§ GOAL: Reproduce the material in full, exactly as written.
++++++
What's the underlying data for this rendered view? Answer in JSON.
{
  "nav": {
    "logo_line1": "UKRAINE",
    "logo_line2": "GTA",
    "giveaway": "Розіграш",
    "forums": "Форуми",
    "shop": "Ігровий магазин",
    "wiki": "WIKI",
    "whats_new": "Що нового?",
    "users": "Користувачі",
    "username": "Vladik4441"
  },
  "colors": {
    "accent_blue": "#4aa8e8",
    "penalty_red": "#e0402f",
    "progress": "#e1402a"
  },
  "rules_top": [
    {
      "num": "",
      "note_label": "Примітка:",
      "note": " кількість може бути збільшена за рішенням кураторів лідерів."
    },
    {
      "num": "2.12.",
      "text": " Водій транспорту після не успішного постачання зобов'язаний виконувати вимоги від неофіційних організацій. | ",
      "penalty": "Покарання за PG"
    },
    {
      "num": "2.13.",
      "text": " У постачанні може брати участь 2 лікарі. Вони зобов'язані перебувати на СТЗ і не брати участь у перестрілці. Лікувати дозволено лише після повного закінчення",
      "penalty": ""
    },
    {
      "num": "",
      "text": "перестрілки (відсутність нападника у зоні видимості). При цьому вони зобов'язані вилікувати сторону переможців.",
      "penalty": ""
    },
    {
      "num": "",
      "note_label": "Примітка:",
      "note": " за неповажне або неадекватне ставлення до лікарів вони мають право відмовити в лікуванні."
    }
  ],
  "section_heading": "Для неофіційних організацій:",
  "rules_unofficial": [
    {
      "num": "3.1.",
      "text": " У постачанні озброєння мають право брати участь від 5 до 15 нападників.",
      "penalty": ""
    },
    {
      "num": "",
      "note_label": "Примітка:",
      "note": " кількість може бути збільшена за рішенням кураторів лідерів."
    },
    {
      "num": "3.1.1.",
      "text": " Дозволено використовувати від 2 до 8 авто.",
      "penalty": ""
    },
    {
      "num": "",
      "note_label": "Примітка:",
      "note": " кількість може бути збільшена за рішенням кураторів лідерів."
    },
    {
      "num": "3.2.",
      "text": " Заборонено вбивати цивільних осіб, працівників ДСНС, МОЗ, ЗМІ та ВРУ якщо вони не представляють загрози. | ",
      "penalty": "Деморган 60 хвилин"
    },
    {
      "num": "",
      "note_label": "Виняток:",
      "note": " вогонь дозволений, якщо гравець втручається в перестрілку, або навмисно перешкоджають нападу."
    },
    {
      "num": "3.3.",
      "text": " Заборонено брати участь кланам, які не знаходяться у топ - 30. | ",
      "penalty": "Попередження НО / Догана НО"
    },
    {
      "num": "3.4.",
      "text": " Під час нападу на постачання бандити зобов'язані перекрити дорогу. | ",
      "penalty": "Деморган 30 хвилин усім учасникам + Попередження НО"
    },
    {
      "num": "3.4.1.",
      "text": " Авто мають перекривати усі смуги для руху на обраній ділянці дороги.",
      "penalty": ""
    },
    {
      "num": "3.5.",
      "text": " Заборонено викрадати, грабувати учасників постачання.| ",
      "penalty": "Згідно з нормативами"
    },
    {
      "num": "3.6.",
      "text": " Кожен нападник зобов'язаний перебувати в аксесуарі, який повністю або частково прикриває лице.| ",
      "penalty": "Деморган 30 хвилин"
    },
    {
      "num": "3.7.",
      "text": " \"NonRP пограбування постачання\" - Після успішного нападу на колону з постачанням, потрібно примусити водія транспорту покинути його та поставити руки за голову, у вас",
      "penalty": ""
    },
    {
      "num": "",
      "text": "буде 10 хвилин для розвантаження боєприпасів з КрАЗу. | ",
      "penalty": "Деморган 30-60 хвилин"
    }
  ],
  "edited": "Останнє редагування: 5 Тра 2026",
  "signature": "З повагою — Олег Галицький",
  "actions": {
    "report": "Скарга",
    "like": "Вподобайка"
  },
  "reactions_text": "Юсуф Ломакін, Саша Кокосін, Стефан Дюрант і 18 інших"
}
++++++
§ EXPECTED ANSWER:
What's the underlying data for this rendered view? Answer in JSON.
{
  "nav": {
    "logo_line1": "UKRAINE",
    "logo_line2": "GTA",
    "giveaway": "Розіграш",
    "forums": "Форуми",
    "shop": "Ігровий магазин",
    "wiki": "WIKI",
    "whats_new": "Що нового?",
    "users": "Користувачі",
    "username": "Vladik4441"
  },
  "colors": {
    "accent_blue": "#4aa8e8",
    "penalty_red": "#e0402f",
    "progress": "#e1402a"
  },
  "rules_top": [
    {
      "num": "",
      "note_label": "Примітка:",
      "note": " кількість може бути збільшена за рішенням кураторів лідерів."
    },
    {
      "num": "2.12.",
      "text": " Водій транспорту після не успішного постачання зобов'язаний виконувати вимоги від неофіційних організацій. | ",
      "penalty": "Покарання за PG"
    },
    {
      "num": "2.13.",
      "text": " У постачанні може брати участь 2 лікарі. Вони зобов'язані перебувати на СТЗ і не брати участь у перестрілці. Лікувати дозволено лише після повного закінчення",
      "penalty": ""
    },
    {
      "num": "",
      "text": "перестрілки (відсутність нападника у зоні видимості). При цьому вони зобов'язані вилікувати сторону переможців.",
      "penalty": ""
    },
    {
      "num": "",
      "note_label": "Примітка:",
      "note": " за неповажне або неадекватне ставлення до лікарів вони мають право відмовити в лікуванні."
    }
  ],
  "section_heading": "Для неофіційних організацій:",
  "rules_unofficial": [
    {
      "num": "3.1.",
      "text": " У постачанні озброєння мають право брати участь від 5 до 15 нападників.",
      "penalty": ""
    },
    {
      "num": "",
      "note_label": "Примітка:",
      "note": " кількість може бути збільшена за рішенням кураторів лідерів."
    },
    {
      "num": "3.1.1.",
      "text": " Дозволено використовувати від 2 до 8 авто.",
      "penalty": ""
    },
    {
      "num": "",
      "note_label": "Примітка:",
      "note": " кількість може бути збільшена за рішенням кураторів лідерів."
    },
    {
      "num": "3.2.",
      "text": " Заборонено вбивати цивільних осіб, працівників ДСНС, МОЗ, ЗМІ та ВРУ якщо вони не представляють загрози. | ",
      "penalty": "Деморган 60 хвилин"
    },
    {
      "num": "",
      "note_label": "Виняток:",
      "note": " вогонь дозволений, якщо гравець втручається в перестрілку, або навмисно перешкоджають нападу."
    },
    {
      "num": "3.3.",
      "text": " Заборонено брати участь кланам, які не знаходяться у топ - 30. | ",
      "penalty": "Попередження НО / Догана НО"
    },
    {
      "num": "3.4.",
      "text": " Під час нападу на постачання бандити зобов'язані перекрити дорогу. | ",
      "penalty": "Деморган 30 хвилин усім учасникам + Попередження НО"
    },
    {
      "num": "3.4.1.",
      "text": " Авто мають перекривати усі смуги для руху на обраній ділянці дороги.",
      "penalty": ""
    },
    {
      "num": "3.5.",
      "text": " Заборонено викрадати, грабувати учасників постачання.| ",
      "penalty": "Згідно з нормативами"
    },
    {
      "num": "3.6.",
      "text": " Кожен нападник зобов'язаний перебувати в аксесуарі, який повністю або частково прикриває лице.| ",
      "penalty": "Деморган 30 хвилин"
    },
    {
      "num": "3.7.",
      "text": " \"NonRP пограбування постачання\" - Після успішного нападу на колону з постачанням, потрібно примусити водія транспорту покинути його та поставити руки за голову, у вас",
      "penalty": ""
    },
    {
      "num": "",
      "text": "буде 10 хвилин для розвантаження боєприпасів з КрАЗу. | ",
      "penalty": "Деморган 30-60 хвилин"
    }
  ],
  "edited": "Останнє редагування: 5 Тра 2026",
  "signature": "З повагою — Олег Галицький",
  "actions": {
    "report": "Скарга",
    "like": "Вподобайка"
  },
  "reactions_text": "Юсуф Ломакін, Саша Кокосін, Стефан Дюрант і 18 інших"
}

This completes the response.